--- begin RECORDS FOR THE TASK ---
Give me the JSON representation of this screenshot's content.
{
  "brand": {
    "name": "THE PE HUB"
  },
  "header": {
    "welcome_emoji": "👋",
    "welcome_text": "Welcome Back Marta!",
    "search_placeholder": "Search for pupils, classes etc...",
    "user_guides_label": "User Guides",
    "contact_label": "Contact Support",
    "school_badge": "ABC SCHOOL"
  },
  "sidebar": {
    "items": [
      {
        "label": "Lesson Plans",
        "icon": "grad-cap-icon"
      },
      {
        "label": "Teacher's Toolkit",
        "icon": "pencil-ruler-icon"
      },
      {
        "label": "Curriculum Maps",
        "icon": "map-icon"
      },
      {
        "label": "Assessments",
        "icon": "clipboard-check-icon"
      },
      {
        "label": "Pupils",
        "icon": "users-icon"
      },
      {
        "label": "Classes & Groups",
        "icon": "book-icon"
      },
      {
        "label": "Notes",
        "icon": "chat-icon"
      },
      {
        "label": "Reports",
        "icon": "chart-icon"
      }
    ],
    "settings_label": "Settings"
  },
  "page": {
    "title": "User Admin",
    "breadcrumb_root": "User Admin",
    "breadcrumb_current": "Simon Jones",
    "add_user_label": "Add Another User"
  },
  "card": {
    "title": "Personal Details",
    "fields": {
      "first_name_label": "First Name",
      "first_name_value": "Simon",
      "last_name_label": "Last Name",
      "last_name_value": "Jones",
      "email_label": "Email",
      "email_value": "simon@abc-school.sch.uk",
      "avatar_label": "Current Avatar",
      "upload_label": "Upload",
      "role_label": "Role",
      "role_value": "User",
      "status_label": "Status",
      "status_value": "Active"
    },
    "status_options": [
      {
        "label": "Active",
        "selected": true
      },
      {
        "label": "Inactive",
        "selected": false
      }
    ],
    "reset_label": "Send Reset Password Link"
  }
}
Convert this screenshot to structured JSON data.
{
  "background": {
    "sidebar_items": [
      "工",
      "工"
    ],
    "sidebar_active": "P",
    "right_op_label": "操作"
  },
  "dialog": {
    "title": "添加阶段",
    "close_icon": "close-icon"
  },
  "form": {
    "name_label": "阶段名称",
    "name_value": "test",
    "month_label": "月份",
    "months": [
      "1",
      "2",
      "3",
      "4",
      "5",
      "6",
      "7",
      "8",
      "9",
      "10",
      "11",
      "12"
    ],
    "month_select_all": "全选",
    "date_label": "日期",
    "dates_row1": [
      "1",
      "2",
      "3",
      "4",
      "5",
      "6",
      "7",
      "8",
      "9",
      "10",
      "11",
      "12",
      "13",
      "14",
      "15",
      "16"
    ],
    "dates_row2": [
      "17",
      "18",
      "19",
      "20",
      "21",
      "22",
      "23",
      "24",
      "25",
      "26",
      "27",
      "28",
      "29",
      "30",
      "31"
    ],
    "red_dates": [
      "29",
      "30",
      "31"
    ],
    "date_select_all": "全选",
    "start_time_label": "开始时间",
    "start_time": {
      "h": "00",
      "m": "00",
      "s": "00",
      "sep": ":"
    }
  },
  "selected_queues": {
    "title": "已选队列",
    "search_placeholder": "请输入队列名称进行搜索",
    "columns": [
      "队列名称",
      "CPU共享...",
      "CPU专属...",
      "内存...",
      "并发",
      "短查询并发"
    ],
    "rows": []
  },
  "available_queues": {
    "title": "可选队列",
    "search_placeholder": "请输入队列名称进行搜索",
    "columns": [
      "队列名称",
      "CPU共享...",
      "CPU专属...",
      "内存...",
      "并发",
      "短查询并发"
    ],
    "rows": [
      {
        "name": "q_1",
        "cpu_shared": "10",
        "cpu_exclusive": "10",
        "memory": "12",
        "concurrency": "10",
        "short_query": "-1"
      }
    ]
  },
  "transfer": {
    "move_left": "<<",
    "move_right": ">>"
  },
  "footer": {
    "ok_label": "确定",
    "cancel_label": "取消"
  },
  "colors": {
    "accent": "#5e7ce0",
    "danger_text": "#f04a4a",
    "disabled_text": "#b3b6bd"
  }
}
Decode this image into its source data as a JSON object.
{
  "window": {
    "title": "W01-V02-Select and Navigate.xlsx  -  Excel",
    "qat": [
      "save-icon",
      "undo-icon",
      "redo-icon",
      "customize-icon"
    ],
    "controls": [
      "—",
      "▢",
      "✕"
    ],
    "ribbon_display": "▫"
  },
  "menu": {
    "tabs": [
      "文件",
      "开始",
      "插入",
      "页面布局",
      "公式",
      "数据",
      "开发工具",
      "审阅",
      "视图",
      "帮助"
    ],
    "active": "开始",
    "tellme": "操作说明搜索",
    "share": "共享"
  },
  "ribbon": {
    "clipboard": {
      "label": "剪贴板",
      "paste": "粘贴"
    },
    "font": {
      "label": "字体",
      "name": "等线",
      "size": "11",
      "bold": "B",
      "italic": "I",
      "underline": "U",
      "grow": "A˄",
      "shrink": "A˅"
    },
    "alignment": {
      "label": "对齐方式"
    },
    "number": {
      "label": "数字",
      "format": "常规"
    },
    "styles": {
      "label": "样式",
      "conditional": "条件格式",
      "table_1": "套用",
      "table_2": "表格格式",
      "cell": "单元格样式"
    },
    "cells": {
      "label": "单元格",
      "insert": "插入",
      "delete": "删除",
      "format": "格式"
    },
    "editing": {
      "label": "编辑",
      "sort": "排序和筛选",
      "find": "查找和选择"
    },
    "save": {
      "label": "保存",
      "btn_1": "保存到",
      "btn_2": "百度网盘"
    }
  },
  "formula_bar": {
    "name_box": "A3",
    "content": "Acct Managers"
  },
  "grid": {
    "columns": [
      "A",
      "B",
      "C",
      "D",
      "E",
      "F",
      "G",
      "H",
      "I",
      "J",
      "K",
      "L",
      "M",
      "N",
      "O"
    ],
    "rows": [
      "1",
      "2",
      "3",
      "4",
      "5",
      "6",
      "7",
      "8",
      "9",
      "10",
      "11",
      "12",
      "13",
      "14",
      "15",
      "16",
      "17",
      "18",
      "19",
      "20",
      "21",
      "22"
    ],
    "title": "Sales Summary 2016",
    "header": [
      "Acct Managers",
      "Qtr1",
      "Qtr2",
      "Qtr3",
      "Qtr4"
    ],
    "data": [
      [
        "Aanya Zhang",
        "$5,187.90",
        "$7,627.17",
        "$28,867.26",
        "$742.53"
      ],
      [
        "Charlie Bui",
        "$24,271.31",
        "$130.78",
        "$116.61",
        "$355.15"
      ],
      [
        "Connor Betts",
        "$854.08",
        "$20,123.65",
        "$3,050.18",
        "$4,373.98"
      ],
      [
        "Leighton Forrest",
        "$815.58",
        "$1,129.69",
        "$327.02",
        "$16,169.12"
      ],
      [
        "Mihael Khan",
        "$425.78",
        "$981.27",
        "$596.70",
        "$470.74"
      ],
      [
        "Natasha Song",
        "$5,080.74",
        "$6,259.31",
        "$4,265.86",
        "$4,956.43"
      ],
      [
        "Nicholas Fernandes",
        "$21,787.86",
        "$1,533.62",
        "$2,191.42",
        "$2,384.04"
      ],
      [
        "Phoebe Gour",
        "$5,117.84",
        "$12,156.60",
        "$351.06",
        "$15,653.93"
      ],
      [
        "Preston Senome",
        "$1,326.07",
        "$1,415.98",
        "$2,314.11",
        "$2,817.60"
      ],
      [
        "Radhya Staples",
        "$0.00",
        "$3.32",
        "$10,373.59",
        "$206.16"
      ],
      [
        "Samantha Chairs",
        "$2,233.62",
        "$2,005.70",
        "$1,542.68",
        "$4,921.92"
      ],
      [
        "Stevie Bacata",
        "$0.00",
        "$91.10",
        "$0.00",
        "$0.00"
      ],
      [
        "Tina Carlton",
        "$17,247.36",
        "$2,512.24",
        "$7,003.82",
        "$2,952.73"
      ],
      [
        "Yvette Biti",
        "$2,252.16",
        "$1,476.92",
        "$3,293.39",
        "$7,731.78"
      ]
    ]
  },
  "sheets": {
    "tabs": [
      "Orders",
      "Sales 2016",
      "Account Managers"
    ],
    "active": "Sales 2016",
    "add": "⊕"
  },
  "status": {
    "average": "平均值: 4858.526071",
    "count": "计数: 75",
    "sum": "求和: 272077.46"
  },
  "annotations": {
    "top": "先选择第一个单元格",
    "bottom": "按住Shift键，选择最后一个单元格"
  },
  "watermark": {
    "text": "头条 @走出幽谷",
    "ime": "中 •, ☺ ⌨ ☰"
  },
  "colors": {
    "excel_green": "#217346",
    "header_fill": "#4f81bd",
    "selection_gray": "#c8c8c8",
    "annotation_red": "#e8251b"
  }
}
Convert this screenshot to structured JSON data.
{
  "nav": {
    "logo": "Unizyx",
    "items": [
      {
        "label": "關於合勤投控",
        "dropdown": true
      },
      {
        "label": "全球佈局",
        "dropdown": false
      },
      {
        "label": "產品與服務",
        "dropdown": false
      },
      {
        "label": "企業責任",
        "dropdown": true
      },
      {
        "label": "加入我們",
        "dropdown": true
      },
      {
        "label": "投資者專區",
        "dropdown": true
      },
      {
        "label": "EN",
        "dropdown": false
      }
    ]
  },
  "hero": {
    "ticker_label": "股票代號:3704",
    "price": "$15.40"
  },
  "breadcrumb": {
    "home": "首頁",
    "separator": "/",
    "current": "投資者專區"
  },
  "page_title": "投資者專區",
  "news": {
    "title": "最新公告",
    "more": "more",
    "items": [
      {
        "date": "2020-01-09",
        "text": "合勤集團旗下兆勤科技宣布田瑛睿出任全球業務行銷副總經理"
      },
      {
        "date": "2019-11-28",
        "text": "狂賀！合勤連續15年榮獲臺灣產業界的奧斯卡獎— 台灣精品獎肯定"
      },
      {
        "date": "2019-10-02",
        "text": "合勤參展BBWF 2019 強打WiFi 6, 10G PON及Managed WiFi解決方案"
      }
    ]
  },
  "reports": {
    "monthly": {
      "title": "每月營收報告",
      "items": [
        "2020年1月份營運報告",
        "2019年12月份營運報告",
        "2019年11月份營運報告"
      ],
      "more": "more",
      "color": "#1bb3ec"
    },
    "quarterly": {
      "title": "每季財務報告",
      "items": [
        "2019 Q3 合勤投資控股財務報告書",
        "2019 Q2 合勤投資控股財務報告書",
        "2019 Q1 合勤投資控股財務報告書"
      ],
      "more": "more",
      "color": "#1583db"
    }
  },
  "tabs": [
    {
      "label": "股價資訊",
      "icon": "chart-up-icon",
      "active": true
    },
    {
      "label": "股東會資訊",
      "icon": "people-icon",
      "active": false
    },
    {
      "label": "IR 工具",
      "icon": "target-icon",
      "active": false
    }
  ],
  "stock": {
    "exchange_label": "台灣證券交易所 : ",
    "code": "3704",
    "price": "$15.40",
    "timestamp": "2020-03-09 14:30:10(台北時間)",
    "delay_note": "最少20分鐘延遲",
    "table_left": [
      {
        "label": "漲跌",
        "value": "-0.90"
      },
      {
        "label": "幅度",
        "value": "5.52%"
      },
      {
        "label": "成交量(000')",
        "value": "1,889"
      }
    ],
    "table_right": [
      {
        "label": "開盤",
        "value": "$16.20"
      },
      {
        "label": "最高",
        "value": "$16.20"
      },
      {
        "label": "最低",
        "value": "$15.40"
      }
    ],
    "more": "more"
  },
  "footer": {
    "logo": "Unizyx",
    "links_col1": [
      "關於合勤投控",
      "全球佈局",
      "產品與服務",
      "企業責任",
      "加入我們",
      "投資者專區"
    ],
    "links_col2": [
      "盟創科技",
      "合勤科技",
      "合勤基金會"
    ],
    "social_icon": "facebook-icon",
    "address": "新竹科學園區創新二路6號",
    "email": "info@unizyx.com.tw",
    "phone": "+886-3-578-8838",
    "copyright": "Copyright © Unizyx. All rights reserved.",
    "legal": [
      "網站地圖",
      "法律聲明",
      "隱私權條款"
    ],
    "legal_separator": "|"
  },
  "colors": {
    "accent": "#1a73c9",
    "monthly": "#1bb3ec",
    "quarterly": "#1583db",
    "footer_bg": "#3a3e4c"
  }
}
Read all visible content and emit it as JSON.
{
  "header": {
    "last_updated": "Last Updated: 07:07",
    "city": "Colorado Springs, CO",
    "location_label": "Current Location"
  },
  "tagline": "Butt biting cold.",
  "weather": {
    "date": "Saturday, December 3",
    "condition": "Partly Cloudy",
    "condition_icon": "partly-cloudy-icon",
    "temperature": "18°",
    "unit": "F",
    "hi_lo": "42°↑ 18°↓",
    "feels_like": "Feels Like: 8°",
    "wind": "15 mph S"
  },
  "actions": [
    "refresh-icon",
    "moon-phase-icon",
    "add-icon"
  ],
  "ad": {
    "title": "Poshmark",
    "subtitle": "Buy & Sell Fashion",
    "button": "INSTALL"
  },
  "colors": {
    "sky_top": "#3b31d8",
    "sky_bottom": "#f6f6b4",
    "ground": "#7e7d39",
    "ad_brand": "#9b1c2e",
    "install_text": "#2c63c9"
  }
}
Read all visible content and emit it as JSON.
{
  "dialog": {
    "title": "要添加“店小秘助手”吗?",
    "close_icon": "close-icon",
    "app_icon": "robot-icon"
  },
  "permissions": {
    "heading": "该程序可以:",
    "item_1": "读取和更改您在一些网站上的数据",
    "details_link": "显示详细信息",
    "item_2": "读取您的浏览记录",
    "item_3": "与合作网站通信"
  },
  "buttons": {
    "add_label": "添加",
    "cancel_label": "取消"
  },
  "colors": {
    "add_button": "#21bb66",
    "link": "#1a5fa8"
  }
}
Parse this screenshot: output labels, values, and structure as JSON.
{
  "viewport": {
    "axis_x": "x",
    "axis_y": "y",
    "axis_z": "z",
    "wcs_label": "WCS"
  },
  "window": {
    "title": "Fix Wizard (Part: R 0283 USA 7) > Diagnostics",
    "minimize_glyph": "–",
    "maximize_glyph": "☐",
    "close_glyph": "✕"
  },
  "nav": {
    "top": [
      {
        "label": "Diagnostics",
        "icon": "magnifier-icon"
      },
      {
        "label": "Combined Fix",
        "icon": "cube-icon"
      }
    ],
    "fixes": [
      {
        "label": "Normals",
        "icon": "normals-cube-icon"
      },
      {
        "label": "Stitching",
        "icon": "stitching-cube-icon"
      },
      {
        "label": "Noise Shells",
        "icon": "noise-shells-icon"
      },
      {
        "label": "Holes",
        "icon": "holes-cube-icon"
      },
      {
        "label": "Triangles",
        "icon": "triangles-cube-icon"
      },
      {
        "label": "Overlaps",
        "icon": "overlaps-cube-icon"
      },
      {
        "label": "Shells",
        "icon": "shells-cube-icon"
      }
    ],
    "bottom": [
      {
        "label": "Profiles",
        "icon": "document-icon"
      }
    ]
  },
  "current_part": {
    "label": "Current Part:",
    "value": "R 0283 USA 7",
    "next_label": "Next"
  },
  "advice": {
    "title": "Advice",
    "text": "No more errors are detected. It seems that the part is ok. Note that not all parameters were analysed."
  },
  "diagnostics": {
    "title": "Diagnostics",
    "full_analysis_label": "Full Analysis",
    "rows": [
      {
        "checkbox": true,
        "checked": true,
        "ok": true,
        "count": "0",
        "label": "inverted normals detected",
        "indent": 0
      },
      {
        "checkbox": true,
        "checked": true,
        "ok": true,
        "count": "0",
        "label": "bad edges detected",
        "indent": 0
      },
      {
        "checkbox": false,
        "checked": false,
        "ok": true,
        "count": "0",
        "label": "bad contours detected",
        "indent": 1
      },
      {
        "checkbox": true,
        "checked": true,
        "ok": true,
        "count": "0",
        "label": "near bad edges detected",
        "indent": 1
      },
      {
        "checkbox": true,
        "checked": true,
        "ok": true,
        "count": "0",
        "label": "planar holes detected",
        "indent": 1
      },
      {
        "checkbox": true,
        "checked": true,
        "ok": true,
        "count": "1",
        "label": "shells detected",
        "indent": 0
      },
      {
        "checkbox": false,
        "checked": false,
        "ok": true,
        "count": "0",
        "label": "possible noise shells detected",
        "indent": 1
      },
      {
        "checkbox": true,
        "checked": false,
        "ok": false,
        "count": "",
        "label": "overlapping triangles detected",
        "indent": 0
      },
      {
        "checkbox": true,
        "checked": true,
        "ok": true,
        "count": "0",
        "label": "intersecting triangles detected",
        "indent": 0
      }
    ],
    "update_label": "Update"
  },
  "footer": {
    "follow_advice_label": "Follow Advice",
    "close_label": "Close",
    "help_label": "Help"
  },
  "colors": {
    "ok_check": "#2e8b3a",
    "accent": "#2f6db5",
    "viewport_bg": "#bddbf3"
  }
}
--- end RECORDS FOR THE TASK ---
_GIVEN TASK_. Pull out every line of the records that includes the string "screenshot".

_WORKED SOLUTION_.
Give me the JSON representation of this screenshot's content.
Convert this screenshot to structured JSON data.
Convert this screenshot to structured JSON data.
Parse this screenshot: output labels, values, and structure as JSON.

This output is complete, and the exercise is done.